Begin

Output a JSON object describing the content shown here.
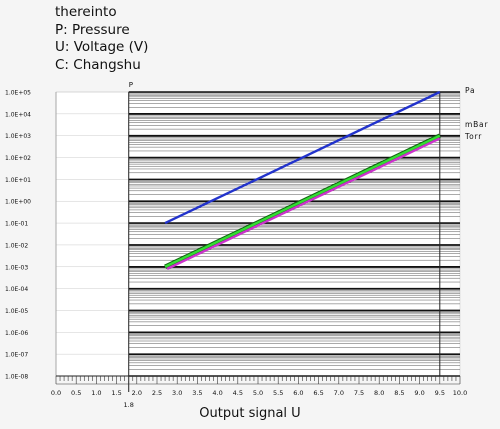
{
  "legend_lines": [
    "thereinto",
    "P: Pressure",
    "U: Voltage (V)",
    "C: Changshu"
  ],
  "chart_data": {
    "type": "line",
    "title": "",
    "xlabel": "Output signal U",
    "ylabel": "P",
    "y_scale": "log",
    "xlim": [
      0.0,
      10.0
    ],
    "ylim": [
      1e-08,
      100000.0
    ],
    "x_ticks": [
      "0.0",
      "0.5",
      "1.0",
      "1.5",
      "2.0",
      "2.5",
      "3.0",
      "3.5",
      "4.0",
      "4.5",
      "5.0",
      "5.5",
      "6.0",
      "6.5",
      "7.0",
      "7.5",
      "8.0",
      "8.5",
      "9.0",
      "9.5",
      "10.0"
    ],
    "x_extra_tick": "1.8",
    "y_ticks": [
      "1.0E+05",
      "1.0E+04",
      "1.0E+03",
      "1.0E+02",
      "1.0E+01",
      "1.0E+00",
      "1.0E-01",
      "1.0E-02",
      "1.0E-03",
      "1.0E-04",
      "1.0E-05",
      "1.0E-06",
      "1.0E-07",
      "1.0E-08"
    ],
    "grid": true,
    "series": [
      {
        "name": "Pa",
        "color": "#2233cc",
        "points": [
          [
            2.7,
            0.1
          ],
          [
            9.5,
            100000.0
          ]
        ]
      },
      {
        "name": "mBar",
        "color": "#33dd33",
        "points": [
          [
            2.7,
            0.001
          ],
          [
            9.5,
            1000
          ]
        ]
      },
      {
        "name": "Torr",
        "color": "#cc33cc",
        "points": [
          [
            2.75,
            0.0008
          ],
          [
            9.5,
            750
          ]
        ]
      }
    ]
  }
}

End

WRITTEN INSTRUCTION:
Without the images, write out each line of the data verbatim.

WRITTEN RESPONSE:
Output a JSON object describing the content shown here.
{
  "legend_lines": [
    "thereinto",
    "P: Pressure",
    "U: Voltage (V)",
    "C: Changshu"
  ],
  "chart_data": {
    "type": "line",
    "title": "",
    "xlabel": "Output signal U",
    "ylabel": "P",
    "y_scale": "log",
    "xlim": [
      0.0,
      10.0
    ],
    "ylim": [
      1e-08,
      100000.0
    ],
    "x_ticks": [
      "0.0",
      "0.5",
      "1.0",
      "1.5",
      "2.0",
      "2.5",
      "3.0",
      "3.5",
      "4.0",
      "4.5",
      "5.0",
      "5.5",
      "6.0",
      "6.5",
      "7.0",
      "7.5",
      "8.0",
      "8.5",
      "9.0",
      "9.5",
      "10.0"
    ],
    "x_extra_tick": "1.8",
    "y_ticks": [
      "1.0E+05",
      "1.0E+04",
      "1.0E+03",
      "1.0E+02",
      "1.0E+01",
      "1.0E+00",
      "1.0E-01",
      "1.0E-02",
      "1.0E-03",
      "1.0E-04",
      "1.0E-05",
      "1.0E-06",
      "1.0E-07",
      "1.0E-08"
    ],
    "grid": true,
    "series": [
      {
        "name": "Pa",
        "color": "#2233cc",
        "points": [
          [
            2.7,
            0.1
          ],
          [
            9.5,
            100000.0
          ]
        ]
      },
      {
        "name": "mBar",
        "color": "#33dd33",
        "points": [
          [
            2.7,
            0.001
          ],
          [
            9.5,
            1000
          ]
        ]
      },
      {
        "name": "Torr",
        "color": "#cc33cc",
        "points": [
          [
            2.75,
            0.0008
          ],
          [
            9.5,
            750
          ]
        ]
      }
    ]
  }
}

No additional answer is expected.